#### Input records ####

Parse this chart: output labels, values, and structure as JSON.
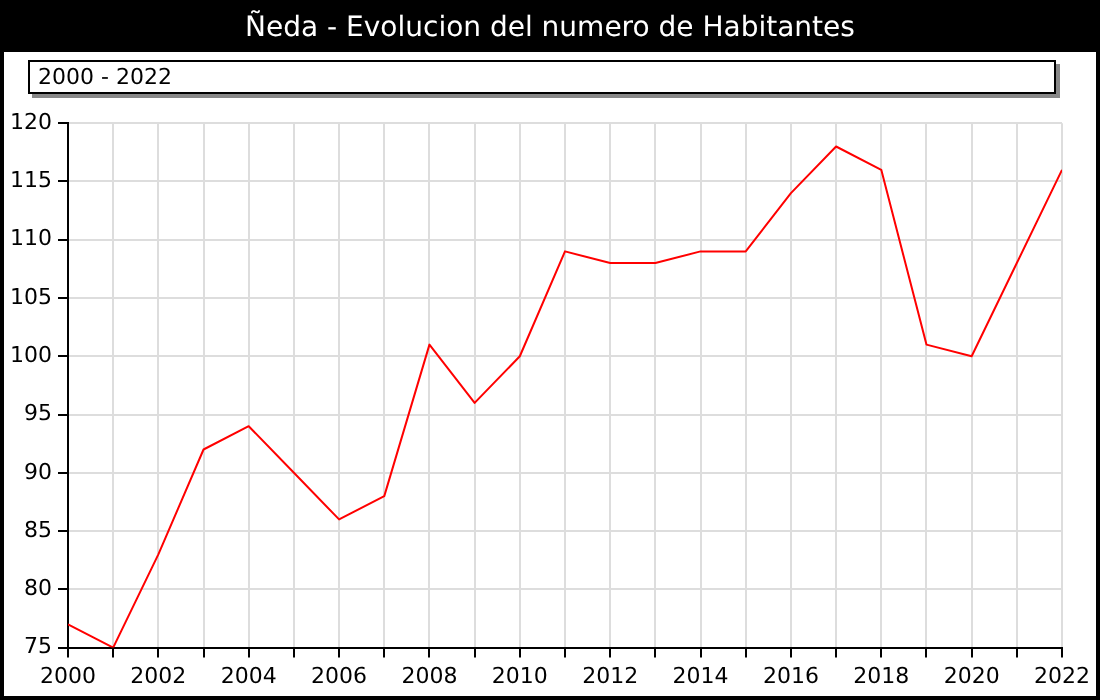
{
  "chart_data": {
    "type": "line",
    "title": "Ñeda - Evolucion del numero de Habitantes",
    "subtitle": "2000 - 2022",
    "x": [
      2000,
      2001,
      2002,
      2003,
      2004,
      2005,
      2006,
      2007,
      2008,
      2009,
      2010,
      2011,
      2012,
      2013,
      2014,
      2015,
      2016,
      2017,
      2018,
      2019,
      2020,
      2021,
      2022
    ],
    "series": [
      {
        "color": "#ff0000",
        "values": [
          77,
          75,
          83,
          92,
          94,
          90,
          86,
          88,
          101,
          96,
          100,
          109,
          108,
          108,
          109,
          109,
          114,
          118,
          116,
          101,
          100,
          108,
          116
        ]
      }
    ],
    "xlim": [
      2000,
      2022
    ],
    "xticks": [
      2000,
      {
        "value": 2001,
        "label": null
      },
      2002,
      {
        "value": 2003,
        "label": null
      },
      2004,
      {
        "value": 2005,
        "label": null
      },
      2006,
      {
        "value": 2007,
        "label": null
      },
      2008,
      {
        "value": 2009,
        "label": null
      },
      2010,
      {
        "value": 2011,
        "label": null
      },
      2012,
      {
        "value": 2013,
        "label": null
      },
      2014,
      {
        "value": 2015,
        "label": null
      },
      2016,
      {
        "value": 2017,
        "label": null
      },
      2018,
      {
        "value": 2019,
        "label": null
      },
      2020,
      {
        "value": 2021,
        "label": null
      },
      2022
    ],
    "ylim": [
      75,
      120
    ],
    "yticks": [
      75,
      80,
      85,
      90,
      95,
      100,
      105,
      110,
      115,
      120
    ],
    "grid": true,
    "legend": false,
    "marker": "none",
    "line_style": "solid"
  }
}
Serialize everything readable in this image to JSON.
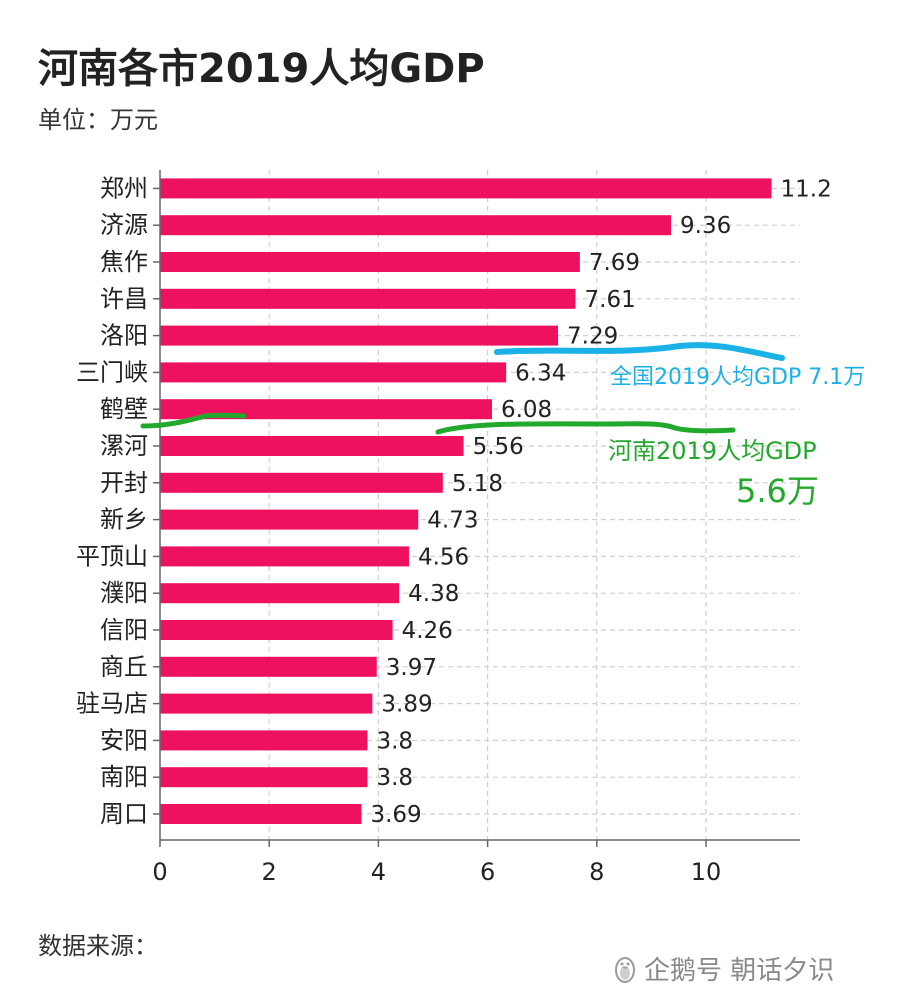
{
  "title": "河南各市2019人均GDP",
  "unit_label": "单位：万元",
  "source_label": "数据来源：",
  "watermark": "企鹅号 朝话夕识",
  "chart_data": {
    "type": "bar",
    "orientation": "horizontal",
    "categories": [
      "郑州",
      "济源",
      "焦作",
      "许昌",
      "洛阳",
      "三门峡",
      "鹤壁",
      "漯河",
      "开封",
      "新乡",
      "平顶山",
      "濮阳",
      "信阳",
      "商丘",
      "驻马店",
      "安阳",
      "南阳",
      "周口"
    ],
    "values": [
      11.2,
      9.36,
      7.69,
      7.61,
      7.29,
      6.34,
      6.08,
      5.56,
      5.18,
      4.73,
      4.56,
      4.38,
      4.26,
      3.97,
      3.89,
      3.8,
      3.8,
      3.69
    ],
    "value_labels": [
      "11.2",
      "9.36",
      "7.69",
      "7.61",
      "7.29",
      "6.34",
      "6.08",
      "5.56",
      "5.18",
      "4.73",
      "4.56",
      "4.38",
      "4.26",
      "3.97",
      "3.89",
      "3.8",
      "3.8",
      "3.69"
    ],
    "xticks": [
      "0",
      "2",
      "4",
      "6",
      "8",
      "10"
    ],
    "xlim": [
      0,
      11.5
    ],
    "grid": true,
    "bar_color": "#ed1160",
    "annotations": [
      {
        "text": "全国2019人均GDP 7.1万",
        "color": "#1ab2e6",
        "value": 7.1
      },
      {
        "text": "河南2019人均GDP",
        "color": "#22a82a"
      },
      {
        "text": "5.6万",
        "color": "#22a82a",
        "value": 5.6
      }
    ]
  }
}
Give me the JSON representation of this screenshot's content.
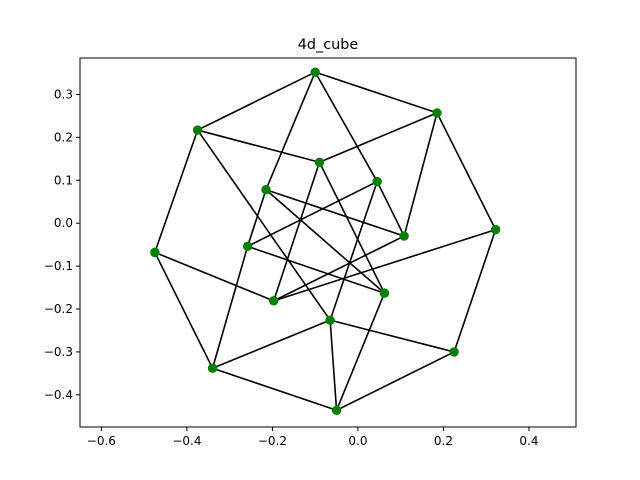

####

- Task description: Tell how many lines in the material above include the word "JSON", giving the number only.

- Result for this exercise: 3